## Record excerpts
* * *

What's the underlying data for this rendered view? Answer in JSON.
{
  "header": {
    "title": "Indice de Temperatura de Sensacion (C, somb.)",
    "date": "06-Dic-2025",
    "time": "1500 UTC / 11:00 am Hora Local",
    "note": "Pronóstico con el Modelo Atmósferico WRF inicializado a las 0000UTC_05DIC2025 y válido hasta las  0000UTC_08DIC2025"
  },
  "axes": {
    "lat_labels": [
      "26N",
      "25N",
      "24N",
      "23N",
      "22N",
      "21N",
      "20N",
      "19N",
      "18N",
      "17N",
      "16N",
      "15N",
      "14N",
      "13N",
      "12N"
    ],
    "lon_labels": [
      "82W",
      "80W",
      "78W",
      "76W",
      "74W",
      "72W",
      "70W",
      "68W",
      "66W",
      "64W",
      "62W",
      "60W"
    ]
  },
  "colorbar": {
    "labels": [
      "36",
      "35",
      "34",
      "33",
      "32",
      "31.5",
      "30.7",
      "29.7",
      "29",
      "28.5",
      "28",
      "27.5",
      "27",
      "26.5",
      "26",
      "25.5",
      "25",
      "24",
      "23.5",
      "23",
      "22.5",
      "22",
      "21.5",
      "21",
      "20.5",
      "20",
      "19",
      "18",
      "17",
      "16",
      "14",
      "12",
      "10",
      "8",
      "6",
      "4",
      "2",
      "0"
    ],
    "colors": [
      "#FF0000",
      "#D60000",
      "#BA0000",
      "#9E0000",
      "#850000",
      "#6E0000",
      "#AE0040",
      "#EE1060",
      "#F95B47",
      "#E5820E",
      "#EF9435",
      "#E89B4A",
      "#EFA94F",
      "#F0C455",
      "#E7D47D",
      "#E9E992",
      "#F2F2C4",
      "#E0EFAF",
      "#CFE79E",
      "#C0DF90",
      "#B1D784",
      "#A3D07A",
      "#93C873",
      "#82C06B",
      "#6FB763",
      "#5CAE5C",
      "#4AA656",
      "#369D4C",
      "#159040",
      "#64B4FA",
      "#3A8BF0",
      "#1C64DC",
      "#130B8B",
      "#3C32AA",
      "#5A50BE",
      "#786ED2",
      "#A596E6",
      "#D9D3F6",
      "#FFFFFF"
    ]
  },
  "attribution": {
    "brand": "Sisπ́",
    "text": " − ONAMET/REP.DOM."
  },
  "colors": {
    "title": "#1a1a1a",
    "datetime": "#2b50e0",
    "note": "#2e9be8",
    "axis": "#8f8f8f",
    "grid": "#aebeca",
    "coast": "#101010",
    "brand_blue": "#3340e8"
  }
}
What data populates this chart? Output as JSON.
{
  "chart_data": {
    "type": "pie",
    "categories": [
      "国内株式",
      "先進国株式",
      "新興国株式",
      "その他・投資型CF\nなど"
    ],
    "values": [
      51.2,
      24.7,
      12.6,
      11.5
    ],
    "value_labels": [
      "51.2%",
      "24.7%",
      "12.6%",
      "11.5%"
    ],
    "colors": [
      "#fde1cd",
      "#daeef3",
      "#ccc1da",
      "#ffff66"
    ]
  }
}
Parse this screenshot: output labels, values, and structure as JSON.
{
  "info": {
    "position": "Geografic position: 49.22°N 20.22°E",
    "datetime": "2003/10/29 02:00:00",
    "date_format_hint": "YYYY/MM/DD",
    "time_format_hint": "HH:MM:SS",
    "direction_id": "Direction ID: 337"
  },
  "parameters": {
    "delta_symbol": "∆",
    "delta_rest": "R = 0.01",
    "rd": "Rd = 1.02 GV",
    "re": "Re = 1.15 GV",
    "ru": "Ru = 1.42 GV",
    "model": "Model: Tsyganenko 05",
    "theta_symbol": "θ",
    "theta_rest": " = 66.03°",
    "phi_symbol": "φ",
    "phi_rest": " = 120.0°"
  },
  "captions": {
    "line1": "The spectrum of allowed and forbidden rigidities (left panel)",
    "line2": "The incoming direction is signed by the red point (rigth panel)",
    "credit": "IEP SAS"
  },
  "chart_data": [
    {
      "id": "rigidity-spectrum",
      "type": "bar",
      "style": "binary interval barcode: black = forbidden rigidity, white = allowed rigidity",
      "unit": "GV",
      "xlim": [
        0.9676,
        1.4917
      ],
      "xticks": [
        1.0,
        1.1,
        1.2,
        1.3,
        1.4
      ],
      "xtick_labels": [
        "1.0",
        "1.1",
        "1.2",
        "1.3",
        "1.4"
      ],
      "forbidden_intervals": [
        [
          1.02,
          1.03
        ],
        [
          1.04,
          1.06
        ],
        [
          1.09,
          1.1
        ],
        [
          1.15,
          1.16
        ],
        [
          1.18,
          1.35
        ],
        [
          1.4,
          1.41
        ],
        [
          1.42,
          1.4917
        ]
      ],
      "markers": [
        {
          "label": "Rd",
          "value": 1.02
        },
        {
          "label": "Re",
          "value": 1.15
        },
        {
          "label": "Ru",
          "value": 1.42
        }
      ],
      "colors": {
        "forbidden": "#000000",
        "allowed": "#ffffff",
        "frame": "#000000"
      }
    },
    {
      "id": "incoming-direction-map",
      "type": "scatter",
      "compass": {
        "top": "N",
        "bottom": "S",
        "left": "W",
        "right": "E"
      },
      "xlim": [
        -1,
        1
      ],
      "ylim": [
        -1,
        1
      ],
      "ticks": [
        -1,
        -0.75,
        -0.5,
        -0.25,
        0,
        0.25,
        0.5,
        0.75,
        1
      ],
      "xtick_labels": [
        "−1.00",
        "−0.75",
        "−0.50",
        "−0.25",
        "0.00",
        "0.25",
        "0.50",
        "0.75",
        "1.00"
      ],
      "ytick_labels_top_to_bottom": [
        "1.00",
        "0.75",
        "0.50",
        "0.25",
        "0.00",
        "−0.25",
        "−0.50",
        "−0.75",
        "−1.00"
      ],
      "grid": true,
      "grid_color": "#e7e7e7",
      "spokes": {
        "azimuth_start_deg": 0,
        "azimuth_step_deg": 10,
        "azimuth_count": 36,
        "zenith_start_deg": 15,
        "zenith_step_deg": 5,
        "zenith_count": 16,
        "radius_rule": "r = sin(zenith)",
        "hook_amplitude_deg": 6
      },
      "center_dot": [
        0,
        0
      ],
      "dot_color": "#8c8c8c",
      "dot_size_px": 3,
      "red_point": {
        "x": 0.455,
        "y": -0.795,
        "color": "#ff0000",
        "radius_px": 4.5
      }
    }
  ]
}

* * *

## Task goal
Quote the whole listing above, leaving nothing out.

## Output for this task
What's the underlying data for this rendered view? Answer in JSON.
{
  "header": {
    "title": "Indice de Temperatura de Sensacion (C, somb.)",
    "date": "06-Dic-2025",
    "time": "1500 UTC / 11:00 am Hora Local",
    "note": "Pronóstico con el Modelo Atmósferico WRF inicializado a las 0000UTC_05DIC2025 y válido hasta las  0000UTC_08DIC2025"
  },
  "axes": {
    "lat_labels": [
      "26N",
      "25N",
      "24N",
      "23N",
      "22N",
      "21N",
      "20N",
      "19N",
      "18N",
      "17N",
      "16N",
      "15N",
      "14N",
      "13N",
      "12N"
    ],
    "lon_labels": [
      "82W",
      "80W",
      "78W",
      "76W",
      "74W",
      "72W",
      "70W",
      "68W",
      "66W",
      "64W",
      "62W",
      "60W"
    ]
  },
  "colorbar": {
    "labels": [
      "36",
      "35",
      "34",
      "33",
      "32",
      "31.5",
      "30.7",
      "29.7",
      "29",
      "28.5",
      "28",
      "27.5",
      "27",
      "26.5",
      "26",
      "25.5",
      "25",
      "24",
      "23.5",
      "23",
      "22.5",
      "22",
      "21.5",
      "21",
      "20.5",
      "20",
      "19",
      "18",
      "17",
      "16",
      "14",
      "12",
      "10",
      "8",
      "6",
      "4",
      "2",
      "0"
    ],
    "colors": [
      "#FF0000",
      "#D60000",
      "#BA0000",
      "#9E0000",
      "#850000",
      "#6E0000",
      "#AE0040",
      "#EE1060",
      "#F95B47",
      "#E5820E",
      "#EF9435",
      "#E89B4A",
      "#EFA94F",
      "#F0C455",
      "#E7D47D",
      "#E9E992",
      "#F2F2C4",
      "#E0EFAF",
      "#CFE79E",
      "#C0DF90",
      "#B1D784",
      "#A3D07A",
      "#93C873",
      "#82C06B",
      "#6FB763",
      "#5CAE5C",
      "#4AA656",
      "#369D4C",
      "#159040",
      "#64B4FA",
      "#3A8BF0",
      "#1C64DC",
      "#130B8B",
      "#3C32AA",
      "#5A50BE",
      "#786ED2",
      "#A596E6",
      "#D9D3F6",
      "#FFFFFF"
    ]
  },
  "attribution": {
    "brand": "Sisπ́",
    "text": " − ONAMET/REP.DOM."
  },
  "colors": {
    "title": "#1a1a1a",
    "datetime": "#2b50e0",
    "note": "#2e9be8",
    "axis": "#8f8f8f",
    "grid": "#aebeca",
    "coast": "#101010",
    "brand_blue": "#3340e8"
  }
}
What data populates this chart? Output as JSON.
{
  "chart_data": {
    "type": "pie",
    "categories": [
      "国内株式",
      "先進国株式",
      "新興国株式",
      "その他・投資型CF\nなど"
    ],
    "values": [
      51.2,
      24.7,
      12.6,
      11.5
    ],
    "value_labels": [
      "51.2%",
      "24.7%",
      "12.6%",
      "11.5%"
    ],
    "colors": [
      "#fde1cd",
      "#daeef3",
      "#ccc1da",
      "#ffff66"
    ]
  }
}
Parse this screenshot: output labels, values, and structure as JSON.
{
  "info": {
    "position": "Geografic position: 49.22°N 20.22°E",
    "datetime": "2003/10/29 02:00:00",
    "date_format_hint": "YYYY/MM/DD",
    "time_format_hint": "HH:MM:SS",
    "direction_id": "Direction ID: 337"
  },
  "parameters": {
    "delta_symbol": "∆",
    "delta_rest": "R = 0.01",
    "rd": "Rd = 1.02 GV",
    "re": "Re = 1.15 GV",
    "ru": "Ru = 1.42 GV",
    "model": "Model: Tsyganenko 05",
    "theta_symbol": "θ",
    "theta_rest": " = 66.03°",
    "phi_symbol": "φ",
    "phi_rest": " = 120.0°"
  },
  "captions": {
    "line1": "The spectrum of allowed and forbidden rigidities (left panel)",
    "line2": "The incoming direction is signed by the red point (rigth panel)",
    "credit": "IEP SAS"
  },
  "chart_data": [
    {
      "id": "rigidity-spectrum",
      "type": "bar",
      "style": "binary interval barcode: black = forbidden rigidity, white = allowed rigidity",
      "unit": "GV",
      "xlim": [
        0.9676,
        1.4917
      ],
      "xticks": [
        1.0,
        1.1,
        1.2,
        1.3,
        1.4
      ],
      "xtick_labels": [
        "1.0",
        "1.1",
        "1.2",
        "1.3",
        "1.4"
      ],
      "forbidden_intervals": [
        [
          1.02,
          1.03
        ],
        [
          1.04,
          1.06
        ],
        [
          1.09,
          1.1
        ],
        [
          1.15,
          1.16
        ],
        [
          1.18,
          1.35
        ],
        [
          1.4,
          1.41
        ],
        [
          1.42,
          1.4917
        ]
      ],
      "markers": [
        {
          "label": "Rd",
          "value": 1.02
        },
        {
          "label": "Re",
          "value": 1.15
        },
        {
          "label": "Ru",
          "value": 1.42
        }
      ],
      "colors": {
        "forbidden": "#000000",
        "allowed": "#ffffff",
        "frame": "#000000"
      }
    },
    {
      "id": "incoming-direction-map",
      "type": "scatter",
      "compass": {
        "top": "N",
        "bottom": "S",
        "left": "W",
        "right": "E"
      },
      "xlim": [
        -1,
        1
      ],
      "ylim": [
        -1,
        1
      ],
      "ticks": [
        -1,
        -0.75,
        -0.5,
        -0.25,
        0,
        0.25,
        0.5,
        0.75,
        1
      ],
      "xtick_labels": [
        "−1.00",
        "−0.75",
        "−0.50",
        "−0.25",
        "0.00",
        "0.25",
        "0.50",
        "0.75",
        "1.00"
      ],
      "ytick_labels_top_to_bottom": [
        "1.00",
        "0.75",
        "0.50",
        "0.25",
        "0.00",
        "−0.25",
        "−0.50",
        "−0.75",
        "−1.00"
      ],
      "grid": true,
      "grid_color": "#e7e7e7",
      "spokes": {
        "azimuth_start_deg": 0,
        "azimuth_step_deg": 10,
        "azimuth_count": 36,
        "zenith_start_deg": 15,
        "zenith_step_deg": 5,
        "zenith_count": 16,
        "radius_rule": "r = sin(zenith)",
        "hook_amplitude_deg": 6
      },
      "center_dot": [
        0,
        0
      ],
      "dot_color": "#8c8c8c",
      "dot_size_px": 3,
      "red_point": {
        "x": 0.455,
        "y": -0.795,
        "color": "#ff0000",
        "radius_px": 4.5
      }
    }
  ]
}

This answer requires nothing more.